*Given task:*
Exactly reproduce each line of the listing that follows.

──────── Records shown

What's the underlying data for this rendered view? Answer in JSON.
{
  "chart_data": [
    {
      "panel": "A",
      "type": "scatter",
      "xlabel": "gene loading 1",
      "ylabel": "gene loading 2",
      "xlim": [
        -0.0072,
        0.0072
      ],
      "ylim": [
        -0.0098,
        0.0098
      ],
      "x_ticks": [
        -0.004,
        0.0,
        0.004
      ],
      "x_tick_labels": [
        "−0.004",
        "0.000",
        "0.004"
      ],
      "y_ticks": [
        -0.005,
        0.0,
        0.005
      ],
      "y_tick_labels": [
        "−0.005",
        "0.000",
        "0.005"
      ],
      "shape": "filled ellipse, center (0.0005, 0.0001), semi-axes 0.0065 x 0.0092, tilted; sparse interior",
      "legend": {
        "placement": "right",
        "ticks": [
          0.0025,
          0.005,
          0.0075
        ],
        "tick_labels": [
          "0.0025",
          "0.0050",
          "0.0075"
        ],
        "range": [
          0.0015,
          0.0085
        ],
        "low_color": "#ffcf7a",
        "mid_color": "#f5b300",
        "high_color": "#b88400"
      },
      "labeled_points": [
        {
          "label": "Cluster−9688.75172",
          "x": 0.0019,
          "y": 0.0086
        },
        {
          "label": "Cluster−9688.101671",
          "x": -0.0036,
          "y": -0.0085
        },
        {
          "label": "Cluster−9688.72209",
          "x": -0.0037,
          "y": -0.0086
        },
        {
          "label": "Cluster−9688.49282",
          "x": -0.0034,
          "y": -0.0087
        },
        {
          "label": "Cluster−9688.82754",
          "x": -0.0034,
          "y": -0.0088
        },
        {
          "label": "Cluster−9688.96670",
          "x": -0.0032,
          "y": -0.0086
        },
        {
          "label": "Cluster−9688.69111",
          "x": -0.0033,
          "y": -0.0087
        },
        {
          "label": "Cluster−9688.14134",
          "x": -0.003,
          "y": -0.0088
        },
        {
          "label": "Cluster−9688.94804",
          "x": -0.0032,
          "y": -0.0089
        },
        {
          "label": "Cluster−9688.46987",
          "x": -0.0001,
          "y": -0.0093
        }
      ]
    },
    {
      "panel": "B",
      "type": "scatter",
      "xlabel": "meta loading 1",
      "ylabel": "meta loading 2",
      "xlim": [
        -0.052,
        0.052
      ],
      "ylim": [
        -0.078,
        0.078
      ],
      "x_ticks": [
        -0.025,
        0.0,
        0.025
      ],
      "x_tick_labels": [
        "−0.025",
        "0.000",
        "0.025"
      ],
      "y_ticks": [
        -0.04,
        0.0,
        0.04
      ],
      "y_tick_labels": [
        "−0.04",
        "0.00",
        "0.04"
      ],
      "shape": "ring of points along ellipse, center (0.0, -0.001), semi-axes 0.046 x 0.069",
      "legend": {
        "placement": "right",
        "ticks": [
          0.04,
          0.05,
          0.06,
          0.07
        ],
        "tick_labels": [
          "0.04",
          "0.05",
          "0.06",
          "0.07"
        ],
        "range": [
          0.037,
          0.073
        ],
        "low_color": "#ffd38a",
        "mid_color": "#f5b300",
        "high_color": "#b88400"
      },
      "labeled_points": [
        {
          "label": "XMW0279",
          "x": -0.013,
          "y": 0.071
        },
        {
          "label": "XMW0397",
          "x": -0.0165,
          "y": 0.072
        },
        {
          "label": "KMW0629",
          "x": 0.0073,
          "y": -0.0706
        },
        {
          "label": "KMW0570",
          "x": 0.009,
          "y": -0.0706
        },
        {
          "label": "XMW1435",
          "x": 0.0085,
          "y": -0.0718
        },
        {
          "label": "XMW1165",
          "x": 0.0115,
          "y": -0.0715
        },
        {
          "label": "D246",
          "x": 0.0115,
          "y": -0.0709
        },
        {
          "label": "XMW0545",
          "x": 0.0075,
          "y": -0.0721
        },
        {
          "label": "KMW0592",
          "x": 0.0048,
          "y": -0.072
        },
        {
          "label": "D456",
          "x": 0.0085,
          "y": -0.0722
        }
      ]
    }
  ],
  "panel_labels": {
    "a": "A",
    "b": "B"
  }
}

────────────────

*The solution:*
What's the underlying data for this rendered view? Answer in JSON.
{
  "chart_data": [
    {
      "panel": "A",
      "type": "scatter",
      "xlabel": "gene loading 1",
      "ylabel": "gene loading 2",
      "xlim": [
        -0.0072,
        0.0072
      ],
      "ylim": [
        -0.0098,
        0.0098
      ],
      "x_ticks": [
        -0.004,
        0.0,
        0.004
      ],
      "x_tick_labels": [
        "−0.004",
        "0.000",
        "0.004"
      ],
      "y_ticks": [
        -0.005,
        0.0,
        0.005
      ],
      "y_tick_labels": [
        "−0.005",
        "0.000",
        "0.005"
      ],
      "shape": "filled ellipse, center (0.0005, 0.0001), semi-axes 0.0065 x 0.0092, tilted; sparse interior",
      "legend": {
        "placement": "right",
        "ticks": [
          0.0025,
          0.005,
          0.0075
        ],
        "tick_labels": [
          "0.0025",
          "0.0050",
          "0.0075"
        ],
        "range": [
          0.0015,
          0.0085
        ],
        "low_color": "#ffcf7a",
        "mid_color": "#f5b300",
        "high_color": "#b88400"
      },
      "labeled_points": [
        {
          "label": "Cluster−9688.75172",
          "x": 0.0019,
          "y": 0.0086
        },
        {
          "label": "Cluster−9688.101671",
          "x": -0.0036,
          "y": -0.0085
        },
        {
          "label": "Cluster−9688.72209",
          "x": -0.0037,
          "y": -0.0086
        },
        {
          "label": "Cluster−9688.49282",
          "x": -0.0034,
          "y": -0.0087
        },
        {
          "label": "Cluster−9688.82754",
          "x": -0.0034,
          "y": -0.0088
        },
        {
          "label": "Cluster−9688.96670",
          "x": -0.0032,
          "y": -0.0086
        },
        {
          "label": "Cluster−9688.69111",
          "x": -0.0033,
          "y": -0.0087
        },
        {
          "label": "Cluster−9688.14134",
          "x": -0.003,
          "y": -0.0088
        },
        {
          "label": "Cluster−9688.94804",
          "x": -0.0032,
          "y": -0.0089
        },
        {
          "label": "Cluster−9688.46987",
          "x": -0.0001,
          "y": -0.0093
        }
      ]
    },
    {
      "panel": "B",
      "type": "scatter",
      "xlabel": "meta loading 1",
      "ylabel": "meta loading 2",
      "xlim": [
        -0.052,
        0.052
      ],
      "ylim": [
        -0.078,
        0.078
      ],
      "x_ticks": [
        -0.025,
        0.0,
        0.025
      ],
      "x_tick_labels": [
        "−0.025",
        "0.000",
        "0.025"
      ],
      "y_ticks": [
        -0.04,
        0.0,
        0.04
      ],
      "y_tick_labels": [
        "−0.04",
        "0.00",
        "0.04"
      ],
      "shape": "ring of points along ellipse, center (0.0, -0.001), semi-axes 0.046 x 0.069",
      "legend": {
        "placement": "right",
        "ticks": [
          0.04,
          0.05,
          0.06,
          0.07
        ],
        "tick_labels": [
          "0.04",
          "0.05",
          "0.06",
          "0.07"
        ],
        "range": [
          0.037,
          0.073
        ],
        "low_color": "#ffd38a",
        "mid_color": "#f5b300",
        "high_color": "#b88400"
      },
      "labeled_points": [
        {
          "label": "XMW0279",
          "x": -0.013,
          "y": 0.071
        },
        {
          "label": "XMW0397",
          "x": -0.0165,
          "y": 0.072
        },
        {
          "label": "KMW0629",
          "x": 0.0073,
          "y": -0.0706
        },
        {
          "label": "KMW0570",
          "x": 0.009,
          "y": -0.0706
        },
        {
          "label": "XMW1435",
          "x": 0.0085,
          "y": -0.0718
        },
        {
          "label": "XMW1165",
          "x": 0.0115,
          "y": -0.0715
        },
        {
          "label": "D246",
          "x": 0.0115,
          "y": -0.0709
        },
        {
          "label": "XMW0545",
          "x": 0.0075,
          "y": -0.0721
        },
        {
          "label": "KMW0592",
          "x": 0.0048,
          "y": -0.072
        },
        {
          "label": "D456",
          "x": 0.0085,
          "y": -0.0722
        }
      ]
    }
  ],
  "panel_labels": {
    "a": "A",
    "b": "B"
  }
}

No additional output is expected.